▶ [Written instruction]: Pictures do not belong in the copy. Return all of the entries exactly.

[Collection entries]

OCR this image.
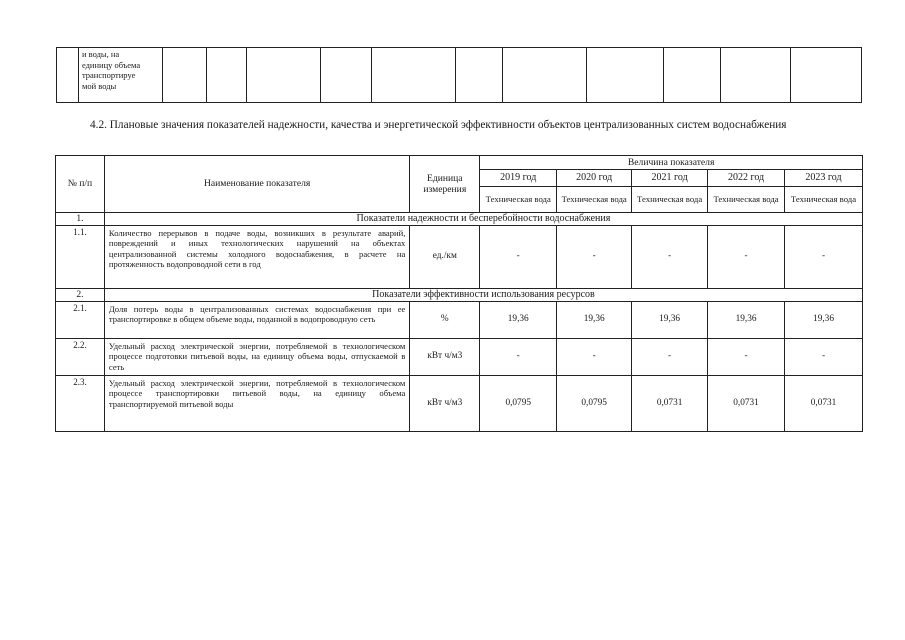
и воды, на
единицу объема
транспортируе
мой воды

4.2. Плановые значения показателей надежности, качества и энергетической эффективности объектов централизованных систем водоснабжения

№ п/п	Наименование показателя	Единица
измерения	Величина показателя				
			2019 год	2020 год	2021 год	2022 год	2023 год
			Техническая вода	Техническая вода	Техническая вода	Техническая вода	Техническая вода
1.	Показатели надежности и бесперебойности водоснабжения						
1.1.	Количество перерывов в подаче воды, возникших в результате аварий, повреждений и иных технологических нарушений на объектах централизованной системы холодного водоснабжения, в расчете на протяженность водопроводной сети в год	ед./км	-	-	-	-	-
2.	Показатели эффективности использования ресурсов						
2.1.	Доля потерь воды в централизованных системах водоснабжения при ее транспортировке в общем объеме воды, поданной в водопроводную сеть	%	19,36	19,36	19,36	19,36	19,36
2.2.	Удельный расход электрической энергии, потребляемой в технологическом процессе подготовки питьевой воды, на единицу объема воды, отпускаемой в сеть	кВт ч/м3	-	-	-	-	-
2.3.	Удельный расход электрической энергии, потребляемой в технологическом процессе транспортировки питьевой воды, на единицу объема транспортируемой питьевой воды	кВт ч/м3	0,0795	0,0795	0,0731	0,0731	0,0731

▶ [Exercise solution]:
OCR this image.
и воды, на
единицу объема
транспортируе
мой воды

4.2. Плановые значения показателей надежности, качества и энергетической эффективности объектов централизованных систем водоснабжения

№ п/п	Наименование показателя	Единица
измерения	Величина показателя				
			2019 год	2020 год	2021 год	2022 год	2023 год
			Техническая вода	Техническая вода	Техническая вода	Техническая вода	Техническая вода
1.	Показатели надежности и бесперебойности водоснабжения						
1.1.	Количество перерывов в подаче воды, возникших в результате аварий, повреждений и иных технологических нарушений на объектах централизованной системы холодного водоснабжения, в расчете на протяженность водопроводной сети в год	ед./км	-	-	-	-	-
2.	Показатели эффективности использования ресурсов						
2.1.	Доля потерь воды в централизованных системах водоснабжения при ее транспортировке в общем объеме воды, поданной в водопроводную сеть	%	19,36	19,36	19,36	19,36	19,36
2.2.	Удельный расход электрической энергии, потребляемой в технологическом процессе подготовки питьевой воды, на единицу объема воды, отпускаемой в сеть	кВт ч/м3	-	-	-	-	-
2.3.	Удельный расход электрической энергии, потребляемой в технологическом процессе транспортировки питьевой воды, на единицу объема транспортируемой питьевой воды	кВт ч/м3	0,0795	0,0795	0,0731	0,0731	0,0731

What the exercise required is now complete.